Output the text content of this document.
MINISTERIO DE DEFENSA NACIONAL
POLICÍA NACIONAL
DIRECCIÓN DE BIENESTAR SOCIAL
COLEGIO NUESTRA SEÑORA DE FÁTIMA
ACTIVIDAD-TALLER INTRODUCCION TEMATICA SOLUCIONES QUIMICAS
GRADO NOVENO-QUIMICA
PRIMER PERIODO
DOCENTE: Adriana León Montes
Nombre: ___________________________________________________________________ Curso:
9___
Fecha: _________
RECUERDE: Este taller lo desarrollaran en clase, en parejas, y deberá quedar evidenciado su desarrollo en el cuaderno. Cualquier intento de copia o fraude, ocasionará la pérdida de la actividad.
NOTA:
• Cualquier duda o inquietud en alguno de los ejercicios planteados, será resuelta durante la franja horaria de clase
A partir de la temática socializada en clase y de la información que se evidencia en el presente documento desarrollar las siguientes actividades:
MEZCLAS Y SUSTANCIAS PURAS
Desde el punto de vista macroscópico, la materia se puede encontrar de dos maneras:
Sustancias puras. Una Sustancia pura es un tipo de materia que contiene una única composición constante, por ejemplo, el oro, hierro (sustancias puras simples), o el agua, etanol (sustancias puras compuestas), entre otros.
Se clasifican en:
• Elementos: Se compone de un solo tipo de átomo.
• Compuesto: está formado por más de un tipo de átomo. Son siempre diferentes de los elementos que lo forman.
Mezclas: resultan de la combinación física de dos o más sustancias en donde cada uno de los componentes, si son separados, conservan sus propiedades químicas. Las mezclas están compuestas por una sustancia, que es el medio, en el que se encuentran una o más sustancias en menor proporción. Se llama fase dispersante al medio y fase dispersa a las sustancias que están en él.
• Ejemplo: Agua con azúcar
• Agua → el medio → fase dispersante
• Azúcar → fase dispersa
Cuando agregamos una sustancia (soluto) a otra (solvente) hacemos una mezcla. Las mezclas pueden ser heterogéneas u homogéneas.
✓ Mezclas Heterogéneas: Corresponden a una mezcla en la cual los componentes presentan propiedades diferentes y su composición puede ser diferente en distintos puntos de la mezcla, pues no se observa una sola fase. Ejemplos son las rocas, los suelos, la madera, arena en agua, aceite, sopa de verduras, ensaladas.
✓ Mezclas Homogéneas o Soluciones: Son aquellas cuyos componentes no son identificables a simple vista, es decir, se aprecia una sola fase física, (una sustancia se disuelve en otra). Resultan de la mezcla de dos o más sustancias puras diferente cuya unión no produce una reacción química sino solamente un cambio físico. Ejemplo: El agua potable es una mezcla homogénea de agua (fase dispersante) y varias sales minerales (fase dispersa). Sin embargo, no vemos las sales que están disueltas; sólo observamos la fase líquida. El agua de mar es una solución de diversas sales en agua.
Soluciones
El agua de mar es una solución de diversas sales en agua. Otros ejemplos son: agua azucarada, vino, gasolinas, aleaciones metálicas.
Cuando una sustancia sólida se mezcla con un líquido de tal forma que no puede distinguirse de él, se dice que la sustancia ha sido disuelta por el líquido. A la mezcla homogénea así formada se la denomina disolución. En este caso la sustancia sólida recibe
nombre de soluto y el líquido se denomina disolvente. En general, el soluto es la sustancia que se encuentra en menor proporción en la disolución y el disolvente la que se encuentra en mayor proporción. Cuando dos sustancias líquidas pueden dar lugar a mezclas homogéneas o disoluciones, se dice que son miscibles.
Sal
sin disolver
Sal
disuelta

::::

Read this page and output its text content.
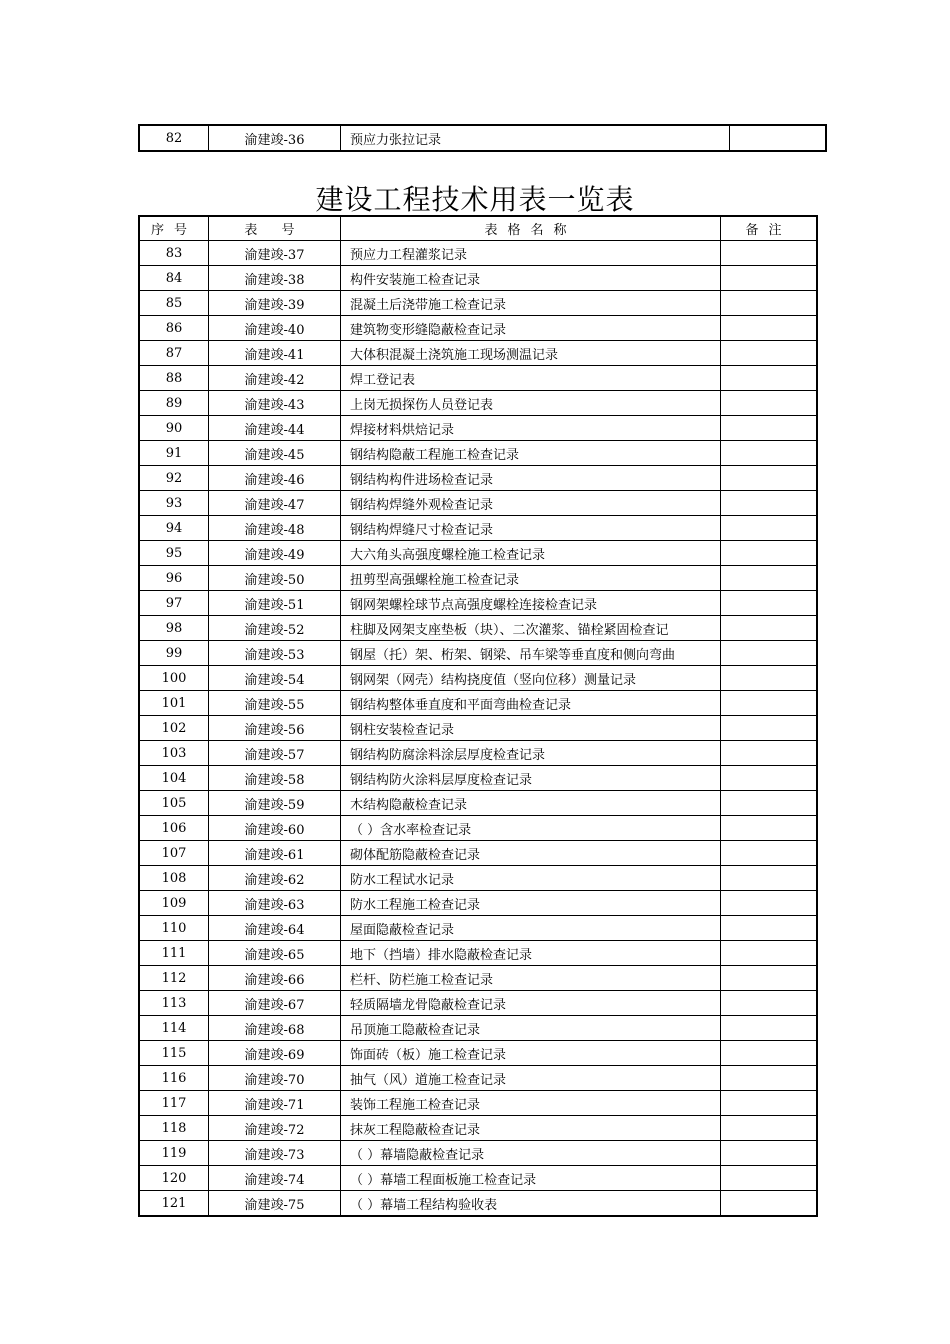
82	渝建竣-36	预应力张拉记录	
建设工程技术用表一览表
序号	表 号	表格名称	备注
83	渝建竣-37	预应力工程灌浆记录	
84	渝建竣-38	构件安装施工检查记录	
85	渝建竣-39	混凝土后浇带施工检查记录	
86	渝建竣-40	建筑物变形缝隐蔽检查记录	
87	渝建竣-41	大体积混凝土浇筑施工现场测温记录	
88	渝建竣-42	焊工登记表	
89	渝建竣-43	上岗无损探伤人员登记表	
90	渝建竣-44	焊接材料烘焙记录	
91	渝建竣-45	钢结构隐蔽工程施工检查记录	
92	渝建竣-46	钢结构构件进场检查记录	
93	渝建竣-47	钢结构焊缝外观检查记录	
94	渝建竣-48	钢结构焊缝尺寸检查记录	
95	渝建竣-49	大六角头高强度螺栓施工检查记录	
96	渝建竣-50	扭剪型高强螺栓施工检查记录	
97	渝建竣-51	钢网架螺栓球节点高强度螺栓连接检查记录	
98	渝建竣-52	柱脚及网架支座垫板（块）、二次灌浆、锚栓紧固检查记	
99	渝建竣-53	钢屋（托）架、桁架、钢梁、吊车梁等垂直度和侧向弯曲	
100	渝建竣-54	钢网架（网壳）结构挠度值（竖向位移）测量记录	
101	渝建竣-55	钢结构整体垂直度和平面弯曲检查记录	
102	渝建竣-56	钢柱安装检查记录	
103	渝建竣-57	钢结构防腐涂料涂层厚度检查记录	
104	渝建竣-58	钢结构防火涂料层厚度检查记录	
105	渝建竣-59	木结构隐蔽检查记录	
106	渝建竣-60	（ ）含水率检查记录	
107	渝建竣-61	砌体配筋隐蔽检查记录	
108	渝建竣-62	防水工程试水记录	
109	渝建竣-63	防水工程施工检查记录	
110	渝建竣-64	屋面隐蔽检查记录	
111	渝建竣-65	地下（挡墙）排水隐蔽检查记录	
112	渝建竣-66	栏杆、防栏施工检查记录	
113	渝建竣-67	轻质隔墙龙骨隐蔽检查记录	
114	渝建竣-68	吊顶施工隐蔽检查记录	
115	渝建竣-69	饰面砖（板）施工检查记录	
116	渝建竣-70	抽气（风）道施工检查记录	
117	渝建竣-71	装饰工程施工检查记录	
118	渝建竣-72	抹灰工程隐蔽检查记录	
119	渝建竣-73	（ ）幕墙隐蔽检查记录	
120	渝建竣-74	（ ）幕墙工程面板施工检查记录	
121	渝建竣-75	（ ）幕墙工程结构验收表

::::

→ **Do this**: Say how many lines in this material hold "Cualquier", and say nothing else.

→ **Written solution**: 2